>> START

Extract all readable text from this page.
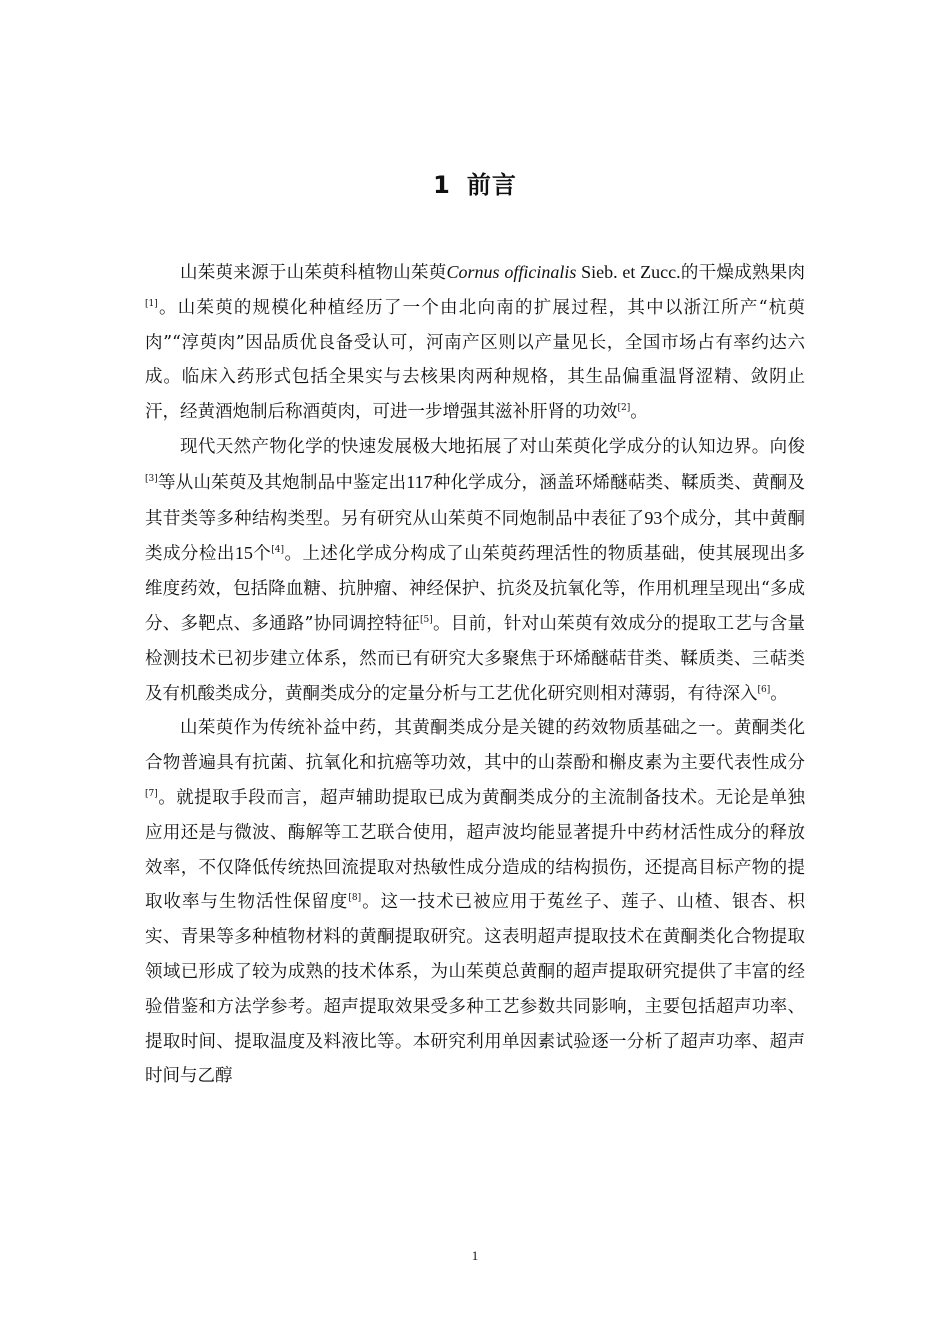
1 前言

山茱萸来源于山茱萸科植物山茱萸Cornus officinalis Sieb. et Zucc.的干燥成熟果肉[1]。山茱萸的规模化种植经历了一个由北向南的扩展过程，其中以浙江所产“杭萸肉”“淳萸肉”因品质优良备受认可，河南产区则以产量见长，全国市场占有率约达六成。临床入药形式包括全果实与去核果肉两种规格，其生品偏重温肾涩精、敛阴止汗，经黄酒炮制后称酒萸肉，可进一步增强其滋补肝肾的功效[2]。

现代天然产物化学的快速发展极大地拓展了对山茱萸化学成分的认知边界。向俊[3]等从山茱萸及其炮制品中鉴定出117种化学成分，涵盖环烯醚萜类、鞣质类、黄酮及其苷类等多种结构类型。另有研究从山茱萸不同炮制品中表征了93个成分，其中黄酮类成分检出15个[4]。上述化学成分构成了山茱萸药理活性的物质基础，使其展现出多维度药效，包括降血糖、抗肿瘤、神经保护、抗炎及抗氧化等，作用机理呈现出“多成分、多靶点、多通路”协同调控特征[5]。目前，针对山茱萸有效成分的提取工艺与含量检测技术已初步建立体系，然而已有研究大多聚焦于环烯醚萜苷类、鞣质类、三萜类及有机酸类成分，黄酮类成分的定量分析与工艺优化研究则相对薄弱，有待深入[6]。

山茱萸作为传统补益中药，其黄酮类成分是关键的药效物质基础之一。黄酮类化合物普遍具有抗菌、抗氧化和抗癌等功效，其中的山萘酚和槲皮素为主要代表性成分[7]。就提取手段而言，超声辅助提取已成为黄酮类成分的主流制备技术。无论是单独应用还是与微波、酶解等工艺联合使用，超声波均能显著提升中药材活性成分的释放效率，不仅降低传统热回流提取对热敏性成分造成的结构损伤，还提高目标产物的提取收率与生物活性保留度[8]。这一技术已被应用于菟丝子、莲子、山楂、银杏、枳实、青果等多种植物材料的黄酮提取研究。这表明超声提取技术在黄酮类化合物提取领域已形成了较为成熟的技术体系，为山茱萸总黄酮的超声提取研究提供了丰富的经验借鉴和方法学参考。超声提取效果受多种工艺参数共同影响，主要包括超声功率、提取时间、提取温度及料液比等。本研究利用单因素试验逐一分析了超声功率、超声时间与乙醇

1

>> END

§ **Exercise aim**
Transcribe the preceding listing in its entirety and with exact wording, leaving out pictures.

§ **Response to the exercise**
Extract all readable text from this page.
1 前言

山茱萸来源于山茱萸科植物山茱萸Cornus officinalis Sieb. et Zucc.的干燥成熟果肉[1]。山茱萸的规模化种植经历了一个由北向南的扩展过程，其中以浙江所产“杭萸肉”“淳萸肉”因品质优良备受认可，河南产区则以产量见长，全国市场占有率约达六成。临床入药形式包括全果实与去核果肉两种规格，其生品偏重温肾涩精、敛阴止汗，经黄酒炮制后称酒萸肉，可进一步增强其滋补肝肾的功效[2]。

现代天然产物化学的快速发展极大地拓展了对山茱萸化学成分的认知边界。向俊[3]等从山茱萸及其炮制品中鉴定出117种化学成分，涵盖环烯醚萜类、鞣质类、黄酮及其苷类等多种结构类型。另有研究从山茱萸不同炮制品中表征了93个成分，其中黄酮类成分检出15个[4]。上述化学成分构成了山茱萸药理活性的物质基础，使其展现出多维度药效，包括降血糖、抗肿瘤、神经保护、抗炎及抗氧化等，作用机理呈现出“多成分、多靶点、多通路”协同调控特征[5]。目前，针对山茱萸有效成分的提取工艺与含量检测技术已初步建立体系，然而已有研究大多聚焦于环烯醚萜苷类、鞣质类、三萜类及有机酸类成分，黄酮类成分的定量分析与工艺优化研究则相对薄弱，有待深入[6]。

山茱萸作为传统补益中药，其黄酮类成分是关键的药效物质基础之一。黄酮类化合物普遍具有抗菌、抗氧化和抗癌等功效，其中的山萘酚和槲皮素为主要代表性成分[7]。就提取手段而言，超声辅助提取已成为黄酮类成分的主流制备技术。无论是单独应用还是与微波、酶解等工艺联合使用，超声波均能显著提升中药材活性成分的释放效率，不仅降低传统热回流提取对热敏性成分造成的结构损伤，还提高目标产物的提取收率与生物活性保留度[8]。这一技术已被应用于菟丝子、莲子、山楂、银杏、枳实、青果等多种植物材料的黄酮提取研究。这表明超声提取技术在黄酮类化合物提取领域已形成了较为成熟的技术体系，为山茱萸总黄酮的超声提取研究提供了丰富的经验借鉴和方法学参考。超声提取效果受多种工艺参数共同影响，主要包括超声功率、提取时间、提取温度及料液比等。本研究利用单因素试验逐一分析了超声功率、超声时间与乙醇

1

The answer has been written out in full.